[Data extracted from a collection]

§

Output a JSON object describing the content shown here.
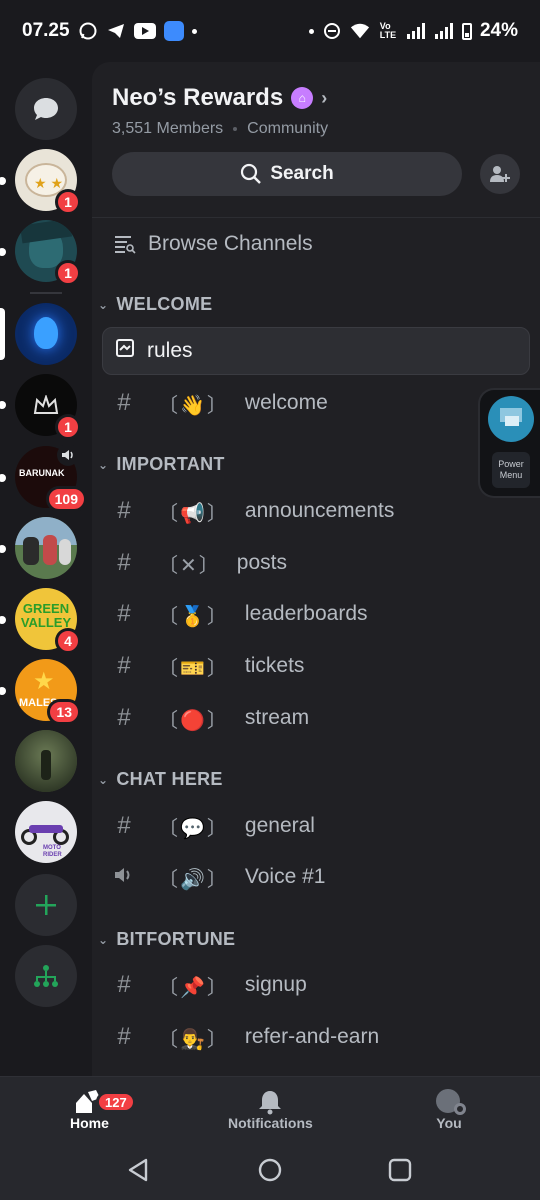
{
  "status_bar": {
    "time": "07.25",
    "battery": "24%"
  },
  "server_rail": {
    "servers": [
      {
        "name": "server-1",
        "badge": "1",
        "color": "#e9e4d8",
        "unread": true
      },
      {
        "name": "server-2",
        "badge": "1",
        "color": "#1f4a52",
        "unread": true
      },
      {
        "name": "server-3",
        "badge": "",
        "color": "#0b2a66",
        "selected": true
      },
      {
        "name": "server-4",
        "badge": "1",
        "color": "#0a0a0a",
        "unread": true
      },
      {
        "name": "server-5",
        "badge": "109",
        "color": "#1c0b0b",
        "unread": true,
        "avatar_text": "BARUNAK"
      },
      {
        "name": "server-6",
        "badge": "",
        "color": "#5a7a4e",
        "unread": true
      },
      {
        "name": "server-7",
        "badge": "4",
        "color": "#f0c53a",
        "unread": true,
        "avatar_text": "GREEN VALLEY"
      },
      {
        "name": "server-8",
        "badge": "13",
        "color": "#f29a18",
        "unread": true,
        "avatar_text": "MALES"
      },
      {
        "name": "server-9",
        "badge": "",
        "color": "#3f4a32",
        "unread": false
      },
      {
        "name": "server-10",
        "badge": "",
        "color": "#e8e8ec",
        "unread": false,
        "avatar_text": "MOTO RIDER"
      }
    ]
  },
  "guild": {
    "name": "Neo’s Rewards",
    "members": "3,551 Members",
    "type": "Community",
    "search_label": "Search"
  },
  "channels": {
    "browse_label": "Browse Channels",
    "categories": [
      {
        "name": "WELCOME"
      },
      {
        "name": "IMPORTANT"
      },
      {
        "name": "CHAT HERE"
      },
      {
        "name": "BITFORTUNE"
      }
    ],
    "items": [
      {
        "label": "rules",
        "emoji": ""
      },
      {
        "label": "welcome",
        "emoji": "〔👋〕"
      },
      {
        "label": "announcements",
        "emoji": "〔📢〕"
      },
      {
        "label": "posts",
        "emoji": "〔✕〕"
      },
      {
        "label": "leaderboards",
        "emoji": "〔🥇〕"
      },
      {
        "label": "tickets",
        "emoji": "〔🎫〕"
      },
      {
        "label": "stream",
        "emoji": "〔🔴〕"
      },
      {
        "label": "general",
        "emoji": "〔💬〕"
      },
      {
        "label": "Voice #1",
        "emoji": "〔🔊〕"
      },
      {
        "label": "signup",
        "emoji": "〔📌〕"
      },
      {
        "label": "refer-and-earn",
        "emoji": "〔👨‍⚖️〕"
      }
    ]
  },
  "power_menu": {
    "label": "Power Menu"
  },
  "bottom_nav": {
    "home": "Home",
    "home_badge": "127",
    "notifications": "Notifications",
    "you": "You"
  },
  "colors": {
    "accent_green": "#23a55a",
    "badge_red": "#f23f43",
    "panel": "#202024",
    "rail": "#1a1a1e"
  }
}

§

INSTRUCTIONS FOR THE TASK
Return each full line of the entries that contains the word "emoji".

SOLUTION TO THIS EXERCISE
        "emoji": ""
        "emoji": "〔👋〕"
        "emoji": "〔📢〕"
        "emoji": "〔✕〕"
        "emoji": "〔🥇〕"
        "emoji": "〔🎫〕"
        "emoji": "〔🔴〕"
        "emoji": "〔💬〕"
        "emoji": "〔🔊〕"
        "emoji": "〔📌〕"
        "emoji": "〔👨‍⚖️〕"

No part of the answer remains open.